■ Your instructions:
Reproduce the lines below character for character, leaving out the pictures.

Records
=-=-=-=-=
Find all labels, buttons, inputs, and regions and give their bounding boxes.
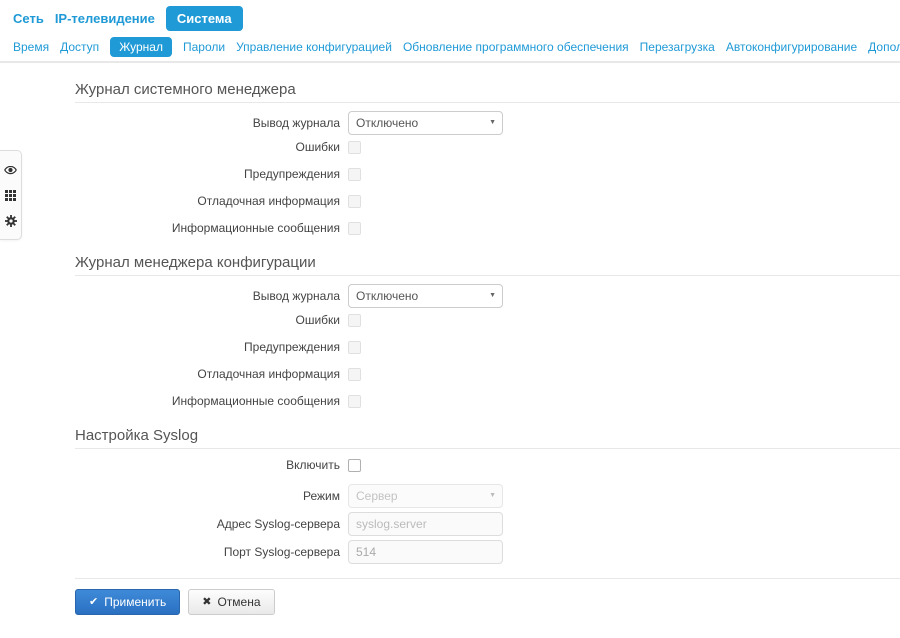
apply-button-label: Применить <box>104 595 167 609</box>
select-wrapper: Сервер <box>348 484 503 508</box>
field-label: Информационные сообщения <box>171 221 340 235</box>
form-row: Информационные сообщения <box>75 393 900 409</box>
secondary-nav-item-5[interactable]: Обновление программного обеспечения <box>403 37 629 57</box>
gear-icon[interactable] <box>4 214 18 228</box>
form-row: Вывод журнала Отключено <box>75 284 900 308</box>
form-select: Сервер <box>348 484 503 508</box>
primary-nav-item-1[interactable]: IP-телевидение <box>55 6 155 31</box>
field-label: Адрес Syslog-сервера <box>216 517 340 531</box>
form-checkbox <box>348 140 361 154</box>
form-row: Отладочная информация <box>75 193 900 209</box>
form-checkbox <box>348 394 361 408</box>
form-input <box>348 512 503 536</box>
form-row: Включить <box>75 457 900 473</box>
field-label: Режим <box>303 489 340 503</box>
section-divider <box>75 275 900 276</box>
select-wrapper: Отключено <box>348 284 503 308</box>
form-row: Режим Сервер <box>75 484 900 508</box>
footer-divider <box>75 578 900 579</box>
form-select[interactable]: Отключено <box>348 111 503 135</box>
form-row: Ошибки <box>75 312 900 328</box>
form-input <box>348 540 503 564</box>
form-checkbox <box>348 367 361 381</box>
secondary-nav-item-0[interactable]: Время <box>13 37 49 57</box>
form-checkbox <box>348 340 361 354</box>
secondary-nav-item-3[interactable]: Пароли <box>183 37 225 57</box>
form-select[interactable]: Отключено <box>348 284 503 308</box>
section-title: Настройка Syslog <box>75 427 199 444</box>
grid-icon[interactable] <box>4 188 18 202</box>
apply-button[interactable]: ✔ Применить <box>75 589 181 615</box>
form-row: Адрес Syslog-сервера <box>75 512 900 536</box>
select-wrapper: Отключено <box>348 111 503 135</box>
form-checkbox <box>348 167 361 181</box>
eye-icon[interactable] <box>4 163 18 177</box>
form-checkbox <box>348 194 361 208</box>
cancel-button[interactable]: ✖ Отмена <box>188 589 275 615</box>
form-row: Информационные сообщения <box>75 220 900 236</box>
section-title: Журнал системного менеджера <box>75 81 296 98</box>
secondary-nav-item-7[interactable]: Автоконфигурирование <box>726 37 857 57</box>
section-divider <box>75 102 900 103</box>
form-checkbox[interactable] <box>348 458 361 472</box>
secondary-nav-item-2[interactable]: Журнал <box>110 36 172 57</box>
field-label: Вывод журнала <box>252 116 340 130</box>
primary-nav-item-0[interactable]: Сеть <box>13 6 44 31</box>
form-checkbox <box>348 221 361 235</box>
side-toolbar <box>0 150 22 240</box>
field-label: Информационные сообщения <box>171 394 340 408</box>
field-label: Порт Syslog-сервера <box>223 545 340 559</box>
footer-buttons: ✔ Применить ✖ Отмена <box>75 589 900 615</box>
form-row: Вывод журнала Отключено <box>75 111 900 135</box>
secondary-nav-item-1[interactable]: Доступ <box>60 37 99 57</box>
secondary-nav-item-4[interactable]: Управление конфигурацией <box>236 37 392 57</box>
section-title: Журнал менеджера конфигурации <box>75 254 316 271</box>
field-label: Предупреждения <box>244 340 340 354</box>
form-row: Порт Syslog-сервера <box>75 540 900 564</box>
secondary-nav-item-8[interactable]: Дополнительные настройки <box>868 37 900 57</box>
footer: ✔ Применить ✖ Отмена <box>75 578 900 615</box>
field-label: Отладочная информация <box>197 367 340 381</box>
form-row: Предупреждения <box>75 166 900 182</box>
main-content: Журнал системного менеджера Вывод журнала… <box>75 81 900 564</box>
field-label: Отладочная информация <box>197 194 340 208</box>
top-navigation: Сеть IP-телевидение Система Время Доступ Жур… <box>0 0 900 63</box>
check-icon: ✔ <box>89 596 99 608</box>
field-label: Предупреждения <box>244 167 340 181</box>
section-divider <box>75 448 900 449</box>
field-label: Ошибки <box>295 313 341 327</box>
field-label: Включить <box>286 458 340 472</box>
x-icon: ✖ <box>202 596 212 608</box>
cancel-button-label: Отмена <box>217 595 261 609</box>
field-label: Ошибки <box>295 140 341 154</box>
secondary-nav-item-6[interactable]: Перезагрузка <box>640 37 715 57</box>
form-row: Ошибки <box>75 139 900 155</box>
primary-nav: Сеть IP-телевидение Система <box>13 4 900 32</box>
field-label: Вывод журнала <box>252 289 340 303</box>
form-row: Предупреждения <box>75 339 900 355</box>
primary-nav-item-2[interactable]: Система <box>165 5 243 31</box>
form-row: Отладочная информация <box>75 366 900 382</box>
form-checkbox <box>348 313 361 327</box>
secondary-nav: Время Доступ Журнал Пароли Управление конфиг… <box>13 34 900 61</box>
=-=-=-=-=
■ Written answer:
Find all labels, buttons, inputs, and regions and give their bounding boxes.
apply-button-label: Применить <box>104 595 167 609</box>
select-wrapper: Сервер <box>348 484 503 508</box>
field-label: Информационные сообщения <box>171 221 340 235</box>
form-row: Информационные сообщения <box>75 393 900 409</box>
secondary-nav-item-5[interactable]: Обновление программного обеспечения <box>403 37 629 57</box>
gear-icon[interactable] <box>4 214 18 228</box>
form-row: Вывод журнала Отключено <box>75 284 900 308</box>
form-select: Сервер <box>348 484 503 508</box>
primary-nav-item-1[interactable]: IP-телевидение <box>55 6 155 31</box>
field-label: Адрес Syslog-сервера <box>216 517 340 531</box>
form-checkbox <box>348 140 361 154</box>
form-row: Отладочная информация <box>75 193 900 209</box>
form-checkbox <box>348 394 361 408</box>
form-input <box>348 512 503 536</box>
form-row: Включить <box>75 457 900 473</box>
field-label: Режим <box>303 489 340 503</box>
section-divider <box>75 275 900 276</box>
select-wrapper: Отключено <box>348 284 503 308</box>
form-row: Режим Сервер <box>75 484 900 508</box>
footer-divider <box>75 578 900 579</box>
form-select[interactable]: Отключено <box>348 111 503 135</box>
form-row: Ошибки <box>75 312 900 328</box>
form-input <box>348 540 503 564</box>
form-checkbox <box>348 367 361 381</box>
secondary-nav-item-0[interactable]: Время <box>13 37 49 57</box>
form-checkbox <box>348 340 361 354</box>
secondary-nav-item-3[interactable]: Пароли <box>183 37 225 57</box>
form-select[interactable]: Отключено <box>348 284 503 308</box>
section-title: Настройка Syslog <box>75 427 199 444</box>
grid-icon[interactable] <box>4 188 18 202</box>
apply-button[interactable]: ✔ Применить <box>75 589 181 615</box>
form-row: Адрес Syslog-сервера <box>75 512 900 536</box>
select-wrapper: Отключено <box>348 111 503 135</box>
form-checkbox <box>348 167 361 181</box>
eye-icon[interactable] <box>4 163 18 177</box>
form-checkbox <box>348 194 361 208</box>
cancel-button[interactable]: ✖ Отмена <box>188 589 275 615</box>
form-row: Информационные сообщения <box>75 220 900 236</box>
section-title: Журнал системного менеджера <box>75 81 296 98</box>
secondary-nav-item-7[interactable]: Автоконфигурирование <box>726 37 857 57</box>
section-divider <box>75 102 900 103</box>
form-checkbox[interactable] <box>348 458 361 472</box>
secondary-nav-item-2[interactable]: Журнал <box>110 36 172 57</box>
field-label: Вывод журнала <box>252 116 340 130</box>
primary-nav-item-0[interactable]: Сеть <box>13 6 44 31</box>
form-checkbox <box>348 221 361 235</box>
side-toolbar <box>0 150 22 240</box>
field-label: Информационные сообщения <box>171 394 340 408</box>
field-label: Порт Syslog-сервера <box>223 545 340 559</box>
footer-buttons: ✔ Применить ✖ Отмена <box>75 589 900 615</box>
form-row: Вывод журнала Отключено <box>75 111 900 135</box>
secondary-nav-item-1[interactable]: Доступ <box>60 37 99 57</box>
secondary-nav-item-4[interactable]: Управление конфигурацией <box>236 37 392 57</box>
section-title: Журнал менеджера конфигурации <box>75 254 316 271</box>
field-label: Предупреждения <box>244 340 340 354</box>
form-row: Порт Syslog-сервера <box>75 540 900 564</box>
secondary-nav-item-8[interactable]: Дополнительные настройки <box>868 37 900 57</box>
footer: ✔ Применить ✖ Отмена <box>75 578 900 615</box>
field-label: Отладочная информация <box>197 367 340 381</box>
form-row: Предупреждения <box>75 166 900 182</box>
main-content: Журнал системного менеджера Вывод журнала… <box>75 81 900 564</box>
field-label: Отладочная информация <box>197 194 340 208</box>
top-navigation: Сеть IP-телевидение Система Время Доступ Жур… <box>0 0 900 63</box>
check-icon: ✔ <box>89 596 99 608</box>
field-label: Предупреждения <box>244 167 340 181</box>
section-divider <box>75 448 900 449</box>
field-label: Ошибки <box>295 313 341 327</box>
field-label: Включить <box>286 458 340 472</box>
x-icon: ✖ <box>202 596 212 608</box>
cancel-button-label: Отмена <box>217 595 261 609</box>
field-label: Ошибки <box>295 140 341 154</box>
secondary-nav-item-6[interactable]: Перезагрузка <box>640 37 715 57</box>
form-row: Ошибки <box>75 139 900 155</box>
primary-nav: Сеть IP-телевидение Система <box>13 4 900 32</box>
field-label: Вывод журнала <box>252 289 340 303</box>
form-row: Предупреждения <box>75 339 900 355</box>
primary-nav-item-2[interactable]: Система <box>165 5 243 31</box>
form-row: Отладочная информация <box>75 366 900 382</box>
form-checkbox <box>348 313 361 327</box>
secondary-nav: Время Доступ Журнал Пароли Управление конфиг… <box>13 34 900 61</box>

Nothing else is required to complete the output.